**TASK REQUIREMENTS**
Out of all the lines below, count those with the word "marker". Give the number only.
>> START
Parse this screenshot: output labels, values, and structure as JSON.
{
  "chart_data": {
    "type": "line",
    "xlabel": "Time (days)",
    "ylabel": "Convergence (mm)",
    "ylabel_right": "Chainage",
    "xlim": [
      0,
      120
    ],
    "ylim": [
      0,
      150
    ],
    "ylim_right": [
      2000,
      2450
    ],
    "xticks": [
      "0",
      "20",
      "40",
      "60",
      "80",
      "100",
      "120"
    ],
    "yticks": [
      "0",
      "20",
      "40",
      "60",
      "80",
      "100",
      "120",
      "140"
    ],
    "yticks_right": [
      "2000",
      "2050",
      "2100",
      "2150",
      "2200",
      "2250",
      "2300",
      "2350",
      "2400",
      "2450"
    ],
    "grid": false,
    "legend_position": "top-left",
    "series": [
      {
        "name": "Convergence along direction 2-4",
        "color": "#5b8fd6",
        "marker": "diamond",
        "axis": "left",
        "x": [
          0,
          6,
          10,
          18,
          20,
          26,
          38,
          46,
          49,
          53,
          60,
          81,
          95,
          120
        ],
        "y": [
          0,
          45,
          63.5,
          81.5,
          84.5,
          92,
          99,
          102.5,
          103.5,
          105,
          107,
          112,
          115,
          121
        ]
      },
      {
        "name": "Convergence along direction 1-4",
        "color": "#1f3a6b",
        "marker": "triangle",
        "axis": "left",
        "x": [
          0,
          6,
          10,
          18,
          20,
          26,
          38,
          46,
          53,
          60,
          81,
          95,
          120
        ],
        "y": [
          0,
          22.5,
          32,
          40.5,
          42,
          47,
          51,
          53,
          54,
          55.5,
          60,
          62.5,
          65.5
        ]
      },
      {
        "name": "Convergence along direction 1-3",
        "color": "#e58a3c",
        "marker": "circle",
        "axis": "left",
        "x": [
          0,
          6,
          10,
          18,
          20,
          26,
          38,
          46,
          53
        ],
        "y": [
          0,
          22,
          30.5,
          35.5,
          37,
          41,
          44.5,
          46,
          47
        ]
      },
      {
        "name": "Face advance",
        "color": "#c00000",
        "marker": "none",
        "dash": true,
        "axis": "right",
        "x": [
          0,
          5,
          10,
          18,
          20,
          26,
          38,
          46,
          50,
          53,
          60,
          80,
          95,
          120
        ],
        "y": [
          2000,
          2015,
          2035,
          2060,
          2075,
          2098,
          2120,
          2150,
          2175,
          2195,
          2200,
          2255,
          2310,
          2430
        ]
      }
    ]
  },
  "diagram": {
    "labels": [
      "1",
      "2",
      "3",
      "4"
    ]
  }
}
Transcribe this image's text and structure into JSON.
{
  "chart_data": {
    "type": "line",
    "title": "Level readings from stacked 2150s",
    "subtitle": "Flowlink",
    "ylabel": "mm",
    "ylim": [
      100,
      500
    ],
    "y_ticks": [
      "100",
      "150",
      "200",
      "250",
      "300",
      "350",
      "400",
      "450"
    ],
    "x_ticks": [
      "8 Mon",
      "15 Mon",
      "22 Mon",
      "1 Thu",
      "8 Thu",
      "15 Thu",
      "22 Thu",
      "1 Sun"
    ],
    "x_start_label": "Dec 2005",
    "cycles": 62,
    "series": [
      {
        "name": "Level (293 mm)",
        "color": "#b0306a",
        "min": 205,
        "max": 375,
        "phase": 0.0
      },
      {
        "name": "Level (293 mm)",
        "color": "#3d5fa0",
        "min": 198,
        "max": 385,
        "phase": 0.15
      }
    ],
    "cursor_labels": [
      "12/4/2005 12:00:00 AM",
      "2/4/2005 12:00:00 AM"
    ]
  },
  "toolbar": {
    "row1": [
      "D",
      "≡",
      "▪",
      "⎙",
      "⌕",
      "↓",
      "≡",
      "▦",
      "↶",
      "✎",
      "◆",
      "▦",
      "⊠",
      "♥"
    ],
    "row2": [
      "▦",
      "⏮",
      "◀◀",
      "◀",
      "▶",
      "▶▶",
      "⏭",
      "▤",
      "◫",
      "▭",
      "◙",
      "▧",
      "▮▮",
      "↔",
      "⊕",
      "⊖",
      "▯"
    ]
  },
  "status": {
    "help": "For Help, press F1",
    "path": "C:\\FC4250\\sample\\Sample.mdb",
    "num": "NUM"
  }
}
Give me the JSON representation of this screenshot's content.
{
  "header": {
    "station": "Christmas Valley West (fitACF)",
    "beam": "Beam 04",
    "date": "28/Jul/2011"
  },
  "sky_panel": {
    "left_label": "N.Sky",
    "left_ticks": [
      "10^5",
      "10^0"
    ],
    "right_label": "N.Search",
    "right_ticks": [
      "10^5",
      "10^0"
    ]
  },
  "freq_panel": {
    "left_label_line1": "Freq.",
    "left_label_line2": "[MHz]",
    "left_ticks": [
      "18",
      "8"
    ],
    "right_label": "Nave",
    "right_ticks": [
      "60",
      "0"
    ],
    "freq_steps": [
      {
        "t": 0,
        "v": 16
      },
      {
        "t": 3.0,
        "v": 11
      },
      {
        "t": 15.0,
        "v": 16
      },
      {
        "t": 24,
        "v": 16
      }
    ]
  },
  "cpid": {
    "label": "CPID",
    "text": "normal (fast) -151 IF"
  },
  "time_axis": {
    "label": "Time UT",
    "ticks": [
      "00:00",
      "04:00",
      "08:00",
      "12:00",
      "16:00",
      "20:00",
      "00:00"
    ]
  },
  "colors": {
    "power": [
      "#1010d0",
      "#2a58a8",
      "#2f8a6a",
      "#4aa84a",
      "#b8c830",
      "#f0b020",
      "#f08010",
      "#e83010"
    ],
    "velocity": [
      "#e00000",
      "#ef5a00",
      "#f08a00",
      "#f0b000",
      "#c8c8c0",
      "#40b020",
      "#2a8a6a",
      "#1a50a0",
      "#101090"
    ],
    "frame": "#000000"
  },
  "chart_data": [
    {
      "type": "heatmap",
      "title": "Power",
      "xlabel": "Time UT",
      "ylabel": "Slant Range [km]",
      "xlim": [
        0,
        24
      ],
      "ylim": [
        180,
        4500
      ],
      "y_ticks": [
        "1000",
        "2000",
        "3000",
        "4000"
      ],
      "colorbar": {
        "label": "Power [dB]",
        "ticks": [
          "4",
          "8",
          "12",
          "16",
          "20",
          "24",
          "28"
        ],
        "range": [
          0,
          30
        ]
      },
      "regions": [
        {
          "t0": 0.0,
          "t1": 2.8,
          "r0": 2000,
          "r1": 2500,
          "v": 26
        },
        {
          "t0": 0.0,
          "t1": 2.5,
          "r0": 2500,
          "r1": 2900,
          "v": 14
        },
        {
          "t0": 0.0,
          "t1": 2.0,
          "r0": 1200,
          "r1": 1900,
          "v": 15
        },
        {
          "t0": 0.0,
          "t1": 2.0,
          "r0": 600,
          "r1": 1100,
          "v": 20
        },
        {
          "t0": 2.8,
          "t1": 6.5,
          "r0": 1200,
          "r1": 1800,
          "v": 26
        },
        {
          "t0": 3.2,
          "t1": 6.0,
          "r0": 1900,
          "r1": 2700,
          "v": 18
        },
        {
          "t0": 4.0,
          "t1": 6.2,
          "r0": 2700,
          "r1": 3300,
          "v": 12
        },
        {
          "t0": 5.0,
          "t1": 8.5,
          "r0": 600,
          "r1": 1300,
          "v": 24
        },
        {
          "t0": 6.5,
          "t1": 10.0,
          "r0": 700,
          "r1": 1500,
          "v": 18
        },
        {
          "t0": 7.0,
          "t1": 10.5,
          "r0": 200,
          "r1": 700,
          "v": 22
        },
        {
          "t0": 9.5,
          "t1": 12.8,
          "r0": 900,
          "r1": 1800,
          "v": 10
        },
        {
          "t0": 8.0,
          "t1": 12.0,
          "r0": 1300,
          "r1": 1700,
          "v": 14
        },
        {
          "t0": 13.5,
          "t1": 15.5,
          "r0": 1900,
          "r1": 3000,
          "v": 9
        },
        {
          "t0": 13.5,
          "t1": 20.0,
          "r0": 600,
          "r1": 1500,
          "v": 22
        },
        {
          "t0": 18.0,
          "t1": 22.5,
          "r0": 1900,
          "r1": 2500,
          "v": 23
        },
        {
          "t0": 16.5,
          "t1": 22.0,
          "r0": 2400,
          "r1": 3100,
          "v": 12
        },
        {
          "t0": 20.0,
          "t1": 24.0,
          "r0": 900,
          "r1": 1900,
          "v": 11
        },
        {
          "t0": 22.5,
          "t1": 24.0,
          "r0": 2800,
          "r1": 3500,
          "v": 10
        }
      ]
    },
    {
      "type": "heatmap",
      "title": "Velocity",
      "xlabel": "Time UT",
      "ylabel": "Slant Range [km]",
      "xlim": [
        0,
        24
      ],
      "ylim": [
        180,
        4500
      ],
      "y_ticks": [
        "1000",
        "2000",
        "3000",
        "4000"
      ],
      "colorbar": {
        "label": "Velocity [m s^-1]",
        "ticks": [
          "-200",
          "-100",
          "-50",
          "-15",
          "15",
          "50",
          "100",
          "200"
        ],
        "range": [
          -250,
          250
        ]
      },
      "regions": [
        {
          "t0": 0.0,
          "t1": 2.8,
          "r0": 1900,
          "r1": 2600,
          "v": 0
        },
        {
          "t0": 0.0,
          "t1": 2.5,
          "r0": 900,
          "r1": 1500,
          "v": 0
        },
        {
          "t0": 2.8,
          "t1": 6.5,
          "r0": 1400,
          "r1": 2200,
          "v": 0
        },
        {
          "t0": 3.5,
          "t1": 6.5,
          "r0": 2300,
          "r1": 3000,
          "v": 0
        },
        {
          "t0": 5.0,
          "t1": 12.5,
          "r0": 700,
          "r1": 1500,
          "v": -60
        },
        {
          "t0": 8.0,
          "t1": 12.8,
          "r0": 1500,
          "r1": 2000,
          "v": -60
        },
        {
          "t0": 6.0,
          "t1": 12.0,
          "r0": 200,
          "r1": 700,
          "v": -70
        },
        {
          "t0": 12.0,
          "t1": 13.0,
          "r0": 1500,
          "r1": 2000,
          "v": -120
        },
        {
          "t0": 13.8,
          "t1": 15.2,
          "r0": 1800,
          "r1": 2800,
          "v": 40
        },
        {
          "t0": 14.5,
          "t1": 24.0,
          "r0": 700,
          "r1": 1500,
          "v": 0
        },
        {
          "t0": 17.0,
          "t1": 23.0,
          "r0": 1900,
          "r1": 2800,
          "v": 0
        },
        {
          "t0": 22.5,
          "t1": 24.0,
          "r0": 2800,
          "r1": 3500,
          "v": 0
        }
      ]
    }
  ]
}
>> END
**THE ANSWER**
4